# SHORT EXERCISE
Exclude the pictures, then repeat the remaining data exactly.
------------------------------------------------------------------------
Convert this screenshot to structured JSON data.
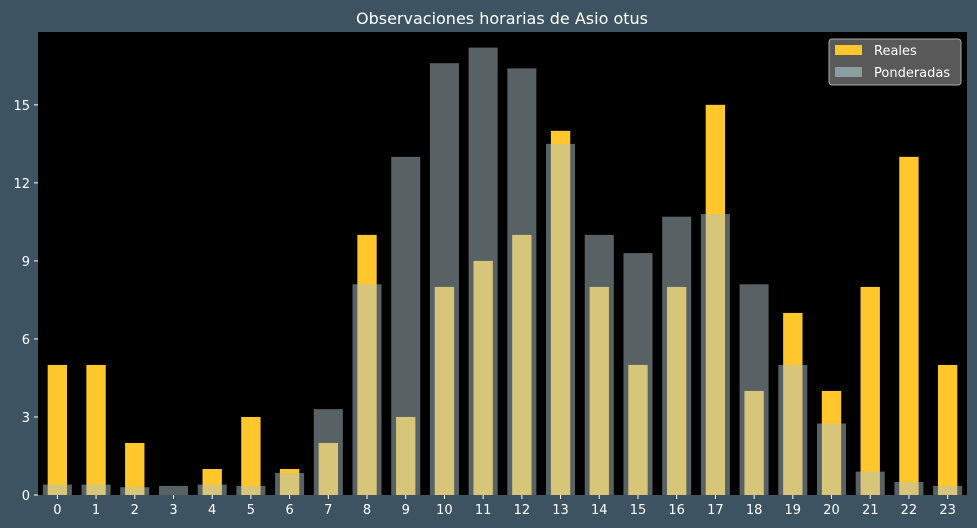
{
  "chart_data": {
    "type": "bar",
    "title": "Observaciones horarias de Asio otus",
    "xlabel": "",
    "ylabel": "",
    "categories": [
      "0",
      "1",
      "2",
      "3",
      "4",
      "5",
      "6",
      "7",
      "8",
      "9",
      "10",
      "11",
      "12",
      "13",
      "14",
      "15",
      "16",
      "17",
      "18",
      "19",
      "20",
      "21",
      "22",
      "23"
    ],
    "series": [
      {
        "name": "Reales",
        "color": "#ffc72c",
        "values": [
          5,
          5,
          2,
          0,
          1,
          3,
          1,
          2,
          10,
          3,
          8,
          9,
          10,
          14,
          8,
          5,
          8,
          15,
          4,
          7,
          4,
          8,
          13,
          5
        ]
      },
      {
        "name": "Ponderadas",
        "color": "#b0c4c8",
        "values": [
          0.4,
          0.4,
          0.3,
          0.35,
          0.4,
          0.35,
          0.85,
          3.3,
          8.1,
          13.0,
          16.6,
          17.2,
          16.4,
          13.5,
          10.0,
          9.3,
          10.7,
          10.8,
          8.1,
          5.0,
          2.75,
          0.9,
          0.5,
          0.35
        ]
      }
    ],
    "ylim": [
      0,
      17.8
    ],
    "yticks": [
      0,
      3,
      6,
      9,
      12,
      15
    ],
    "grid": false,
    "legend_position": "top-right"
  }
}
------------------------------------------------------------------------
# THE SOLUTION
Convert this screenshot to structured JSON data.
{
  "chart_data": {
    "type": "bar",
    "title": "Observaciones horarias de Asio otus",
    "xlabel": "",
    "ylabel": "",
    "categories": [
      "0",
      "1",
      "2",
      "3",
      "4",
      "5",
      "6",
      "7",
      "8",
      "9",
      "10",
      "11",
      "12",
      "13",
      "14",
      "15",
      "16",
      "17",
      "18",
      "19",
      "20",
      "21",
      "22",
      "23"
    ],
    "series": [
      {
        "name": "Reales",
        "color": "#ffc72c",
        "values": [
          5,
          5,
          2,
          0,
          1,
          3,
          1,
          2,
          10,
          3,
          8,
          9,
          10,
          14,
          8,
          5,
          8,
          15,
          4,
          7,
          4,
          8,
          13,
          5
        ]
      },
      {
        "name": "Ponderadas",
        "color": "#b0c4c8",
        "values": [
          0.4,
          0.4,
          0.3,
          0.35,
          0.4,
          0.35,
          0.85,
          3.3,
          8.1,
          13.0,
          16.6,
          17.2,
          16.4,
          13.5,
          10.0,
          9.3,
          10.7,
          10.8,
          8.1,
          5.0,
          2.75,
          0.9,
          0.5,
          0.35
        ]
      }
    ],
    "ylim": [
      0,
      17.8
    ],
    "yticks": [
      0,
      3,
      6,
      9,
      12,
      15
    ],
    "grid": false,
    "legend_position": "top-right"
  }
}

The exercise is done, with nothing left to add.